> _WHAT IS NEEDED_
Reproduce every entry that follows word for word, but omit the images.

> _INPUT DATA_

###

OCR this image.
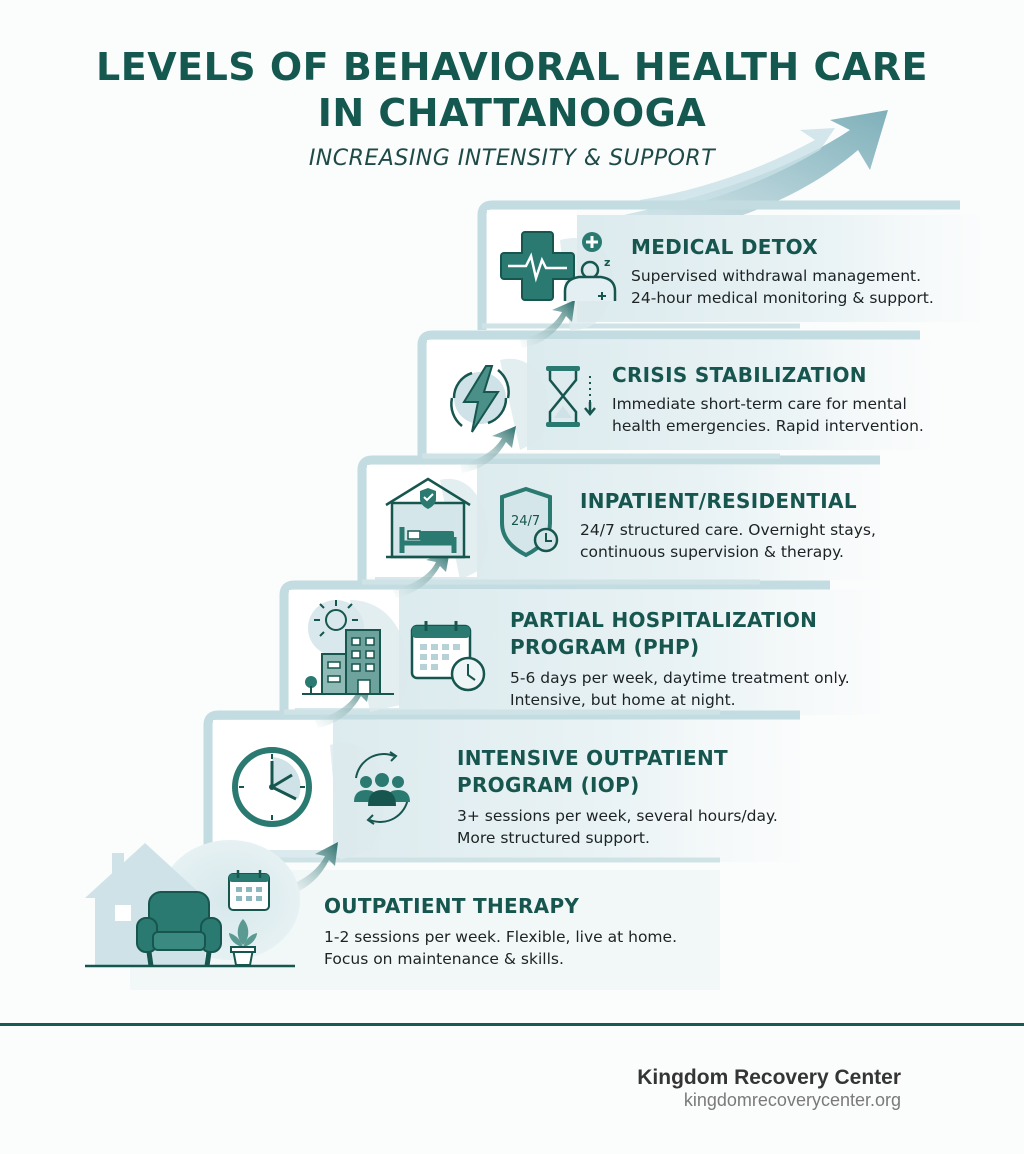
LEVELS OF BEHAVIORAL HEALTH CARE
IN CHATTANOOGA
INCREASING INTENSITY & SUPPORT
z
24/7
MEDICAL DETOX
Supervised withdrawal management.
24-hour medical monitoring & support.
CRISIS STABILIZATION
Immediate short-term care for mental
health emergencies. Rapid intervention.
INPATIENT/RESIDENTIAL
24/7 structured care. Overnight stays,
continuous supervision & therapy.
PARTIAL HOSPITALIZATION
PROGRAM (PHP)
5-6 days per week, daytime treatment only.
Intensive, but home at night.
INTENSIVE OUTPATIENT
PROGRAM (IOP)
3+ sessions per week, several hours/day.
More structured support.
OUTPATIENT THERAPY
1-2 sessions per week. Flexible, live at home.
Focus on maintenance & skills.
Kingdom Recovery Center
kingdomrecoverycenter.org
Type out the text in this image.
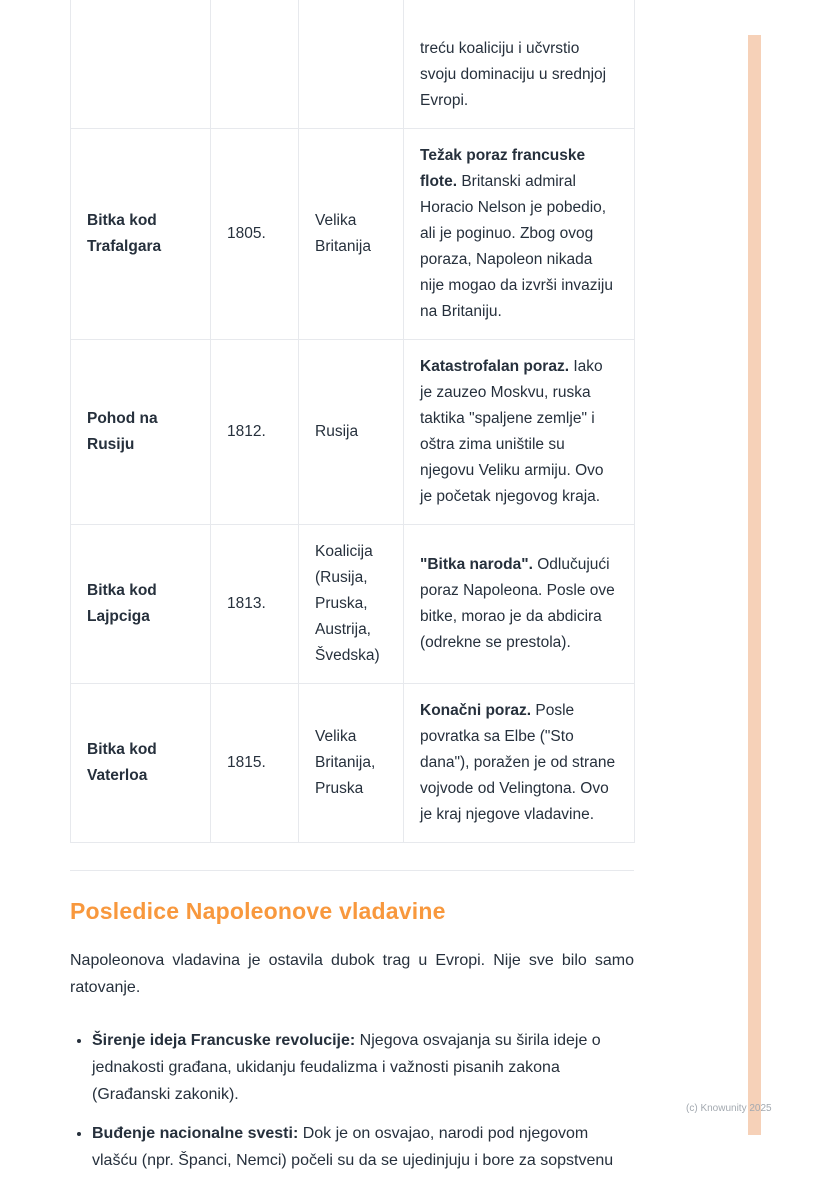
			treću koaliciju i učvrstio svoju dominaciju u srednjoj Evropi.
Bitka kod Trafalgara	1805.	Velika Britanija	Težak poraz francuske flote. Britanski admiral Horacio Nelson je pobedio, ali je poginuo. Zbog ovog poraza, Napoleon nikada nije mogao da izvrši invaziju na Britaniju.
Pohod na Rusiju	1812.	Rusija	Katastrofalan poraz. Iako je zauzeo Moskvu, ruska taktika "spaljene zemlje" i oštra zima uništile su njegovu Veliku armiju. Ovo je početak njegovog kraja.
Bitka kod Lajpciga	1813.	Koalicija (Rusija, Pruska, Austrija, Švedska)	"Bitka naroda". Odlučujući poraz Napoleona. Posle ove bitke, morao je da abdicira (odrekne se prestola).
Bitka kod Vaterloa	1815.	Velika Britanija, Pruska	Konačni poraz. Posle povratka sa Elbe ("Sto dana"), poražen je od strane vojvode od Velingtona. Ovo je kraj njegove vladavine.
Posledice Napoleonove vladavine

Napoleonova vladavina je ostavila dubok trag u Evropi. Nije sve bilo samo ratovanje.

• Širenje ideja Francuske revolucije: Njegova osvajanja su širila ideje o jednakosti građana, ukidanju feudalizma i važnosti pisanih zakona (Građanski zakonik).
• Buđenje nacionalne svesti: Dok je on osvajao, narodi pod njegovom vlašću (npr. Španci, Nemci) počeli su da se ujedinjuju i bore za sopstvenu
(c) Knowunity 2025
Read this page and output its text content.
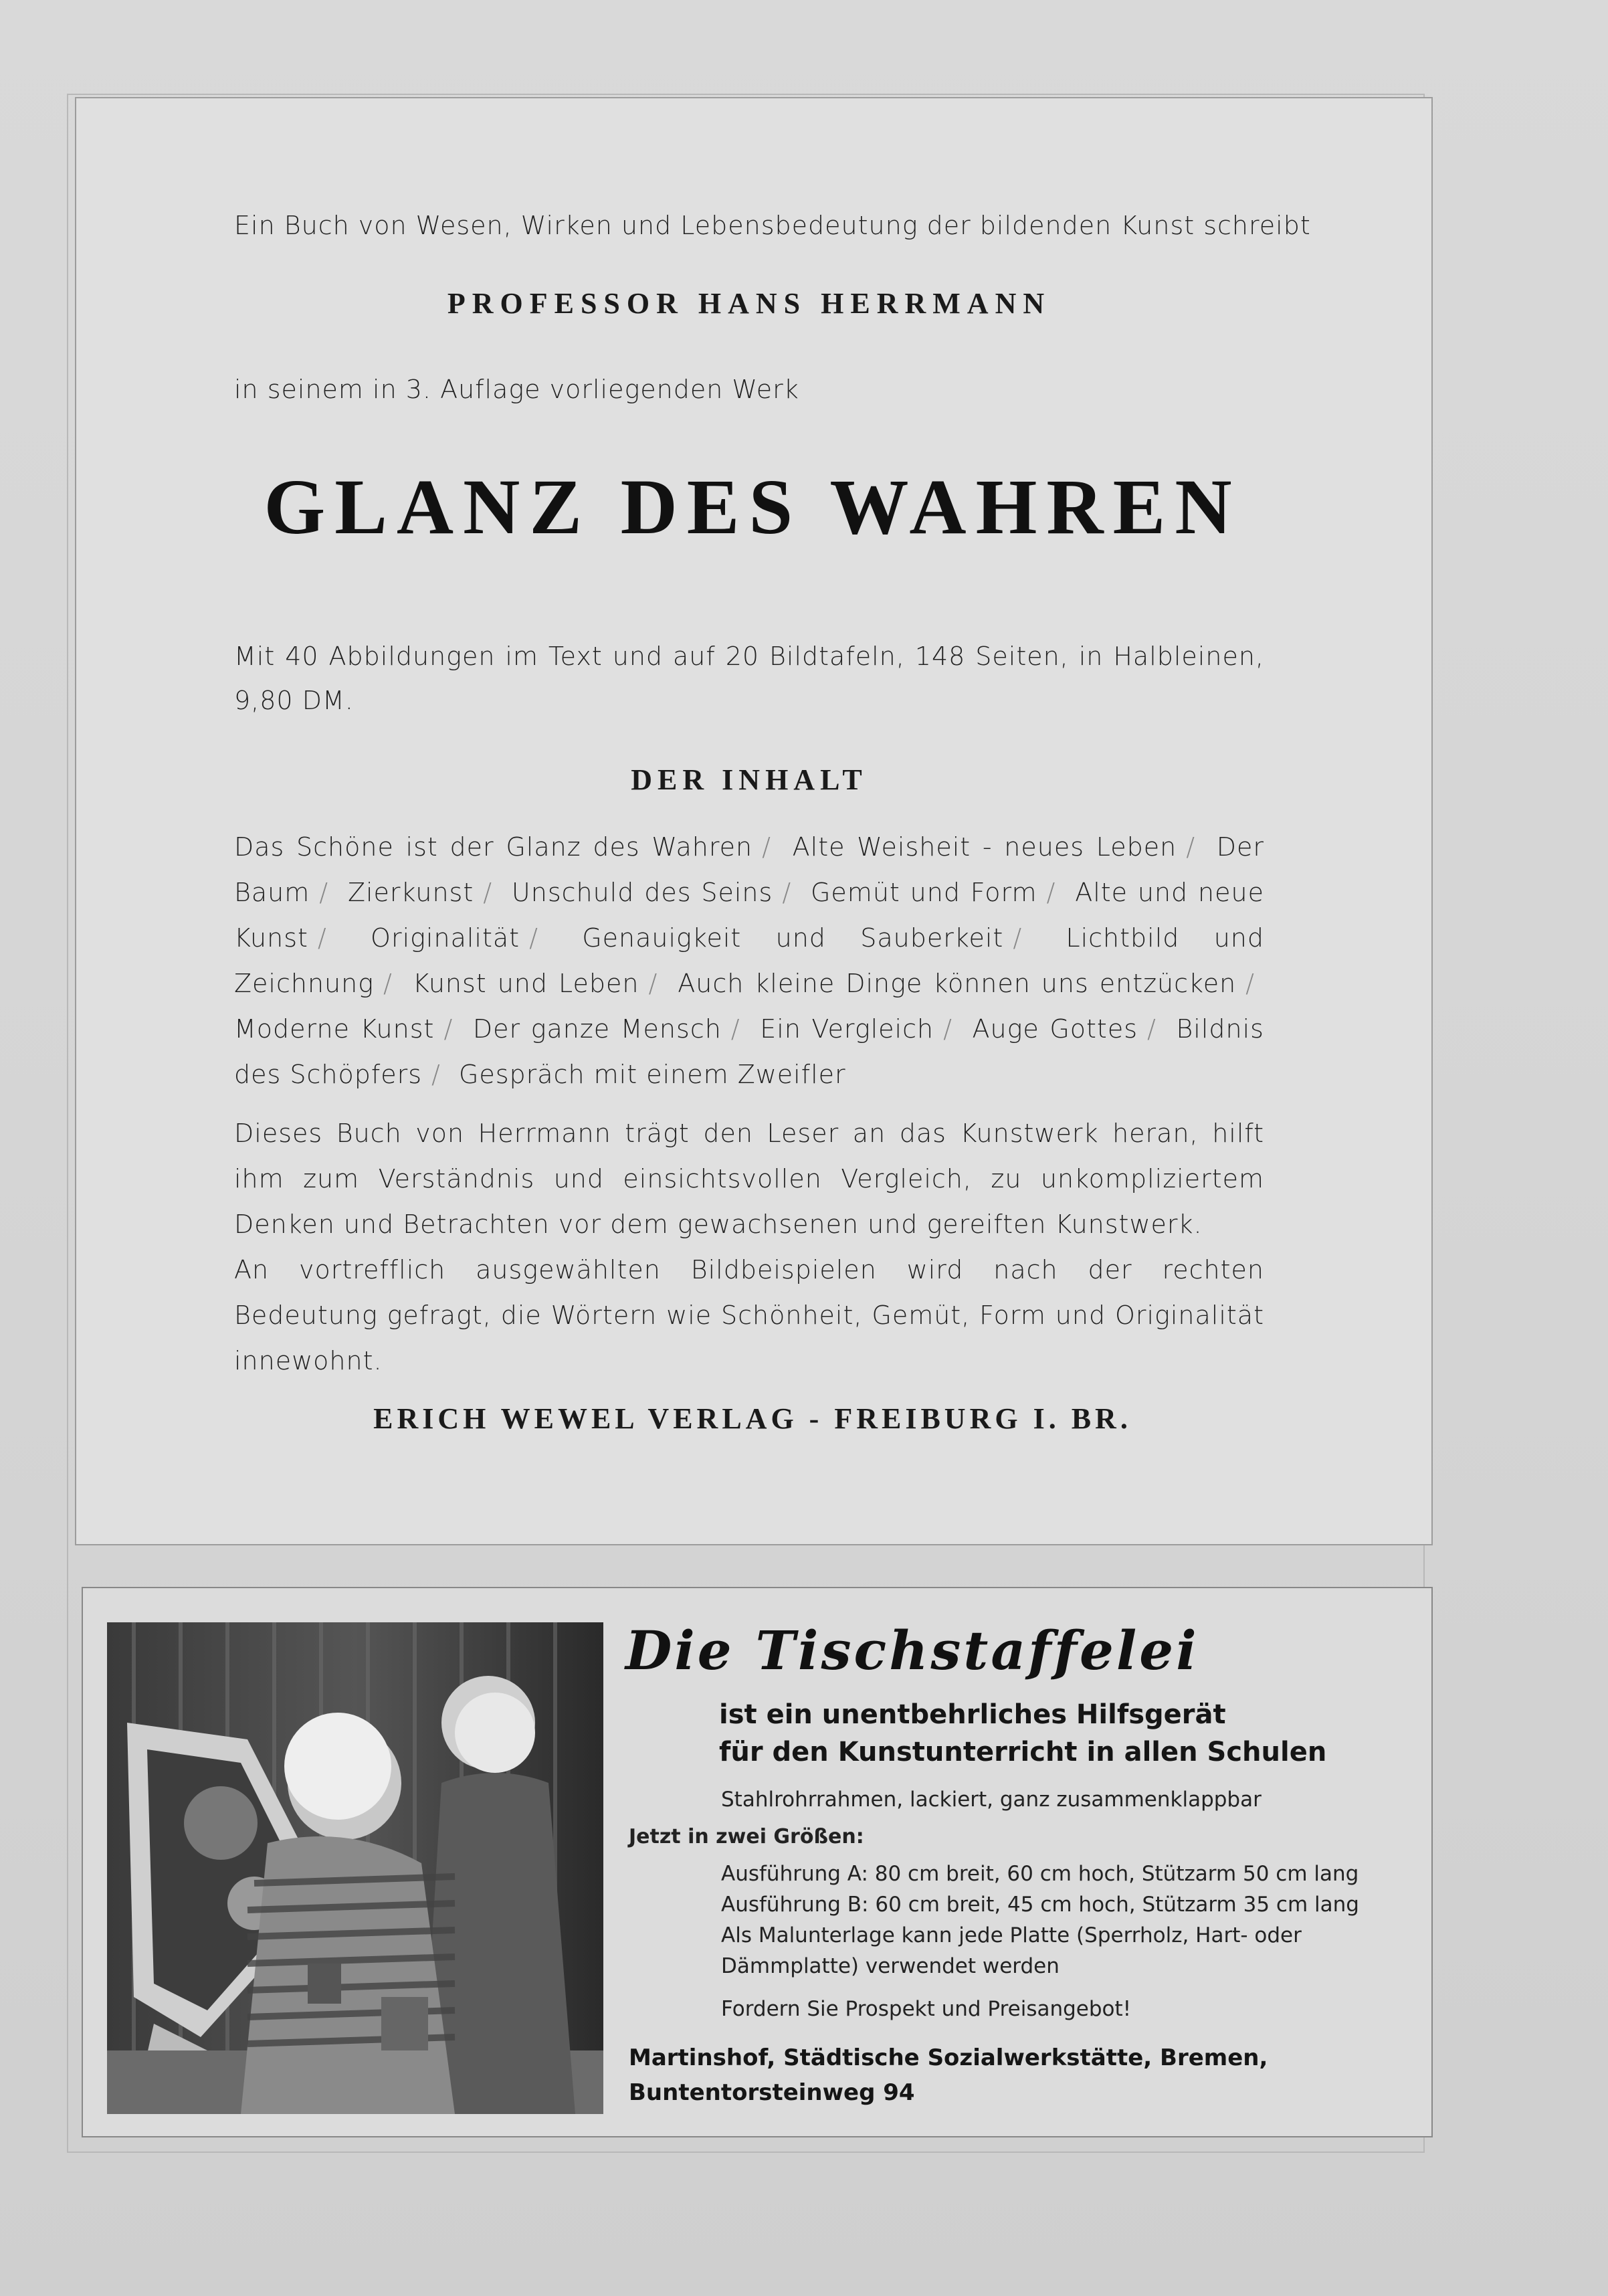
Ein Buch von Wesen, Wirken und Lebensbedeutung der bildenden Kunst schreibt
PROFESSOR HANS HERRMANN
in seinem in 3. Auflage vorliegenden Werk
GLANZ DES WAHREN
Mit 40 Abbildungen im Text und auf 20 Bildtafeln, 148 Seiten, in Halbleinen, 9,80 DM.
DER INHALT
Das Schöne ist der Glanz des Wahren / Alte Weisheit - neues Leben / Der Baum / Zierkunst / Unschuld des Seins / Gemüt und Form / Alte und neue Kunst / Originalität / Genauigkeit und Sauberkeit / Lichtbild und Zeichnung / Kunst und Leben / Auch kleine Dinge können uns entzücken / Moderne Kunst / Der ganze Mensch / Ein Vergleich / Auge Gottes / Bildnis des Schöpfers / Gespräch mit einem Zweifler

Dieses Buch von Herrmann trägt den Leser an das Kunstwerk heran, hilft ihm zum Verständnis und einsichtsvollen Vergleich, zu unkompliziertem Denken und Betrachten vor dem gewachsenen und gereiften Kunstwerk.

An vortrefflich ausgewählten Bildbeispielen wird nach der rechten Bedeutung gefragt, die Wörtern wie Schönheit, Gemüt, Form und Originalität innewohnt.

ERICH WEWEL VERLAG - FREIBURG I. BR.
Die Tischstaffelei
ist ein unentbehrliches Hilfsgerät
für den Kunstunterricht in allen Schulen
Stahlrohrrahmen, lackiert, ganz zusammenklappbar
Jetzt in zwei Größen:
Ausführung A: 80 cm breit, 60 cm hoch, Stützarm 50 cm lang
Ausführung B: 60 cm breit, 45 cm hoch, Stützarm 35 cm lang
Als Malunterlage kann jede Platte (Sperrholz, Hart- oder
Dämmplatte) verwendet werden
Fordern Sie Prospekt und Preisangebot!
Martinshof, Städtische Sozialwerkstätte, Bremen,
Buntentorsteinweg 94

###

> _THE ANSWER_
OCR this image.
LEVELS OF BEHAVIORAL HEALTH CARE
IN CHATTANOOGA
INCREASING INTENSITY & SUPPORT
z
24/7
MEDICAL DETOX
Supervised withdrawal management.
24-hour medical monitoring & support.
CRISIS STABILIZATION
Immediate short-term care for mental
health emergencies. Rapid intervention.
INPATIENT/RESIDENTIAL
24/7 structured care. Overnight stays,
continuous supervision & therapy.
PARTIAL HOSPITALIZATION
PROGRAM (PHP)
5-6 days per week, daytime treatment only.
Intensive, but home at night.
INTENSIVE OUTPATIENT
PROGRAM (IOP)
3+ sessions per week, several hours/day.
More structured support.
OUTPATIENT THERAPY
1-2 sessions per week. Flexible, live at home.
Focus on maintenance & skills.
Kingdom Recovery Center
kingdomrecoverycenter.org
Type out the text in this image.
			treću koaliciju i učvrstio svoju dominaciju u srednjoj Evropi.
Bitka kod Trafalgara	1805.	Velika Britanija	Težak poraz francuske flote. Britanski admiral Horacio Nelson je pobedio, ali je poginuo. Zbog ovog poraza, Napoleon nikada nije mogao da izvrši invaziju na Britaniju.
Pohod na Rusiju	1812.	Rusija	Katastrofalan poraz. Iako je zauzeo Moskvu, ruska taktika "spaljene zemlje" i oštra zima uništile su njegovu Veliku armiju. Ovo je početak njegovog kraja.
Bitka kod Lajpciga	1813.	Koalicija (Rusija, Pruska, Austrija, Švedska)	"Bitka naroda". Odlučujući poraz Napoleona. Posle ove bitke, morao je da abdicira (odrekne se prestola).
Bitka kod Vaterloa	1815.	Velika Britanija, Pruska	Konačni poraz. Posle povratka sa Elbe ("Sto dana"), poražen je od strane vojvode od Velingtona. Ovo je kraj njegove vladavine.
Posledice Napoleonove vladavine

Napoleonova vladavina je ostavila dubok trag u Evropi. Nije sve bilo samo ratovanje.

• Širenje ideja Francuske revolucije: Njegova osvajanja su širila ideje o jednakosti građana, ukidanju feudalizma i važnosti pisanih zakona (Građanski zakonik).
• Buđenje nacionalne svesti: Dok je on osvajao, narodi pod njegovom vlašću (npr. Španci, Nemci) počeli su da se ujedinjuju i bore za sopstvenu
(c) Knowunity 2025
Read this page and output its text content.
Ein Buch von Wesen, Wirken und Lebensbedeutung der bildenden Kunst schreibt
PROFESSOR HANS HERRMANN
in seinem in 3. Auflage vorliegenden Werk
GLANZ DES WAHREN
Mit 40 Abbildungen im Text und auf 20 Bildtafeln, 148 Seiten, in Halbleinen, 9,80 DM.
DER INHALT
Das Schöne ist der Glanz des Wahren / Alte Weisheit - neues Leben / Der Baum / Zierkunst / Unschuld des Seins / Gemüt und Form / Alte und neue Kunst / Originalität / Genauigkeit und Sauberkeit / Lichtbild und Zeichnung / Kunst und Leben / Auch kleine Dinge können uns entzücken / Moderne Kunst / Der ganze Mensch / Ein Vergleich / Auge Gottes / Bildnis des Schöpfers / Gespräch mit einem Zweifler

Dieses Buch von Herrmann trägt den Leser an das Kunstwerk heran, hilft ihm zum Verständnis und einsichtsvollen Vergleich, zu unkompliziertem Denken und Betrachten vor dem gewachsenen und gereiften Kunstwerk.

An vortrefflich ausgewählten Bildbeispielen wird nach der rechten Bedeutung gefragt, die Wörtern wie Schönheit, Gemüt, Form und Originalität innewohnt.

ERICH WEWEL VERLAG - FREIBURG I. BR.
Die Tischstaffelei
ist ein unentbehrliches Hilfsgerät
für den Kunstunterricht in allen Schulen
Stahlrohrrahmen, lackiert, ganz zusammenklappbar
Jetzt in zwei Größen:
Ausführung A: 80 cm breit, 60 cm hoch, Stützarm 50 cm lang
Ausführung B: 60 cm breit, 45 cm hoch, Stützarm 35 cm lang
Als Malunterlage kann jede Platte (Sperrholz, Hart- oder
Dämmplatte) verwendet werden
Fordern Sie Prospekt und Preisangebot!
Martinshof, Städtische Sozialwerkstätte, Bremen,
Buntentorsteinweg 94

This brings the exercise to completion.